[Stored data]
■ ■ ■ ■ ■ ■ ■
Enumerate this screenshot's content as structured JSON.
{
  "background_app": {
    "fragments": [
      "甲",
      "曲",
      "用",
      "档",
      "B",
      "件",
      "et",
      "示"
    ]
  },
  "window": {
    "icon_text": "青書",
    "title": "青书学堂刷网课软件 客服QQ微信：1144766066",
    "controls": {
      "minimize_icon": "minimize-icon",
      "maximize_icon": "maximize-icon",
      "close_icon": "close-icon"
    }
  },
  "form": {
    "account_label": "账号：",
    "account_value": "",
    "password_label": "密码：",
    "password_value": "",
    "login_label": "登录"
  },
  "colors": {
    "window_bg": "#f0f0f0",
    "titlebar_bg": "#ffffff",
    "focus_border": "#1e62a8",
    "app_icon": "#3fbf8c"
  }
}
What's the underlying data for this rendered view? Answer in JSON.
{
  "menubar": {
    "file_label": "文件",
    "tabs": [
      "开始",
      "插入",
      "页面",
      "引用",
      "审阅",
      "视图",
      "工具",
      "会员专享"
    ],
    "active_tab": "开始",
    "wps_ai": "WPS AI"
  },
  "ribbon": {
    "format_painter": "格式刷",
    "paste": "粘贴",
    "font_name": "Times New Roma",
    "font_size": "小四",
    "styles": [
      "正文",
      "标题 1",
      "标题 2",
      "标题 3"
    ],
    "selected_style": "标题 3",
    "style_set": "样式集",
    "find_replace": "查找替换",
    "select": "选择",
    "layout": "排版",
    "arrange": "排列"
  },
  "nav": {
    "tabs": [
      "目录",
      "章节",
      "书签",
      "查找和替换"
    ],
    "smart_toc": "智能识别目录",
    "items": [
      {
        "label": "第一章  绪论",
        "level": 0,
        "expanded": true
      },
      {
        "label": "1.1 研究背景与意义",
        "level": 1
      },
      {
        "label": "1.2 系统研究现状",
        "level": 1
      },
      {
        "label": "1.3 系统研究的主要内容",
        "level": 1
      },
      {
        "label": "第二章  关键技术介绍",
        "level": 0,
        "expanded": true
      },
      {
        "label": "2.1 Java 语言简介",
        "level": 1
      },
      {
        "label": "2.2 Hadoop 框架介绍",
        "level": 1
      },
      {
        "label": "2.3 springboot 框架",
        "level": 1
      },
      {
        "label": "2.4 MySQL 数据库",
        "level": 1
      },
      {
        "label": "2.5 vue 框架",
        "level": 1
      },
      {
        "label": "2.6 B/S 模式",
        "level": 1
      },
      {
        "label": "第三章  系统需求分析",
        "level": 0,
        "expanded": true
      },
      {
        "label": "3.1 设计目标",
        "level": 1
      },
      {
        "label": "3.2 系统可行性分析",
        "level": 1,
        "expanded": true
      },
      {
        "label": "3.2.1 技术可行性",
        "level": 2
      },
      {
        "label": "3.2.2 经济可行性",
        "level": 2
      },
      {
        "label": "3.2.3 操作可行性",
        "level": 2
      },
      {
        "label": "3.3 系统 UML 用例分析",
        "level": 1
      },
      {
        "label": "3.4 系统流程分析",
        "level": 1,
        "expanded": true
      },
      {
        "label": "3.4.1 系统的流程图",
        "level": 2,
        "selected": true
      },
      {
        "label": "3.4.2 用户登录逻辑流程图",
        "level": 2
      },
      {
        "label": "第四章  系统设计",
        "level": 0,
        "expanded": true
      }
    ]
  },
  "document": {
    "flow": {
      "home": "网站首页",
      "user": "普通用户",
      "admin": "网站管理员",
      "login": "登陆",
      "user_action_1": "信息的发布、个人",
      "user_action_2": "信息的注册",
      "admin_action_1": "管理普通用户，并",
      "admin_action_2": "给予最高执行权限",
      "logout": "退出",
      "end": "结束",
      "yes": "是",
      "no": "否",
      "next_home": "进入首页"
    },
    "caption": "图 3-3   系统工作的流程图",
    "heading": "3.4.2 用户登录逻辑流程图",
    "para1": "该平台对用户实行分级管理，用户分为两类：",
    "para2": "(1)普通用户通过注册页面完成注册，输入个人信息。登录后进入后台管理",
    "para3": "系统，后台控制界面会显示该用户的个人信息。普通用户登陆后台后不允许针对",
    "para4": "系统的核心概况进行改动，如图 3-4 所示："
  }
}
■ ■ ■ ■ ■ ■ ■
## [The request]
Using the entries above, tally how many lines have the word "JSON" in them; write the number and nothing more.

## [Written solution]
2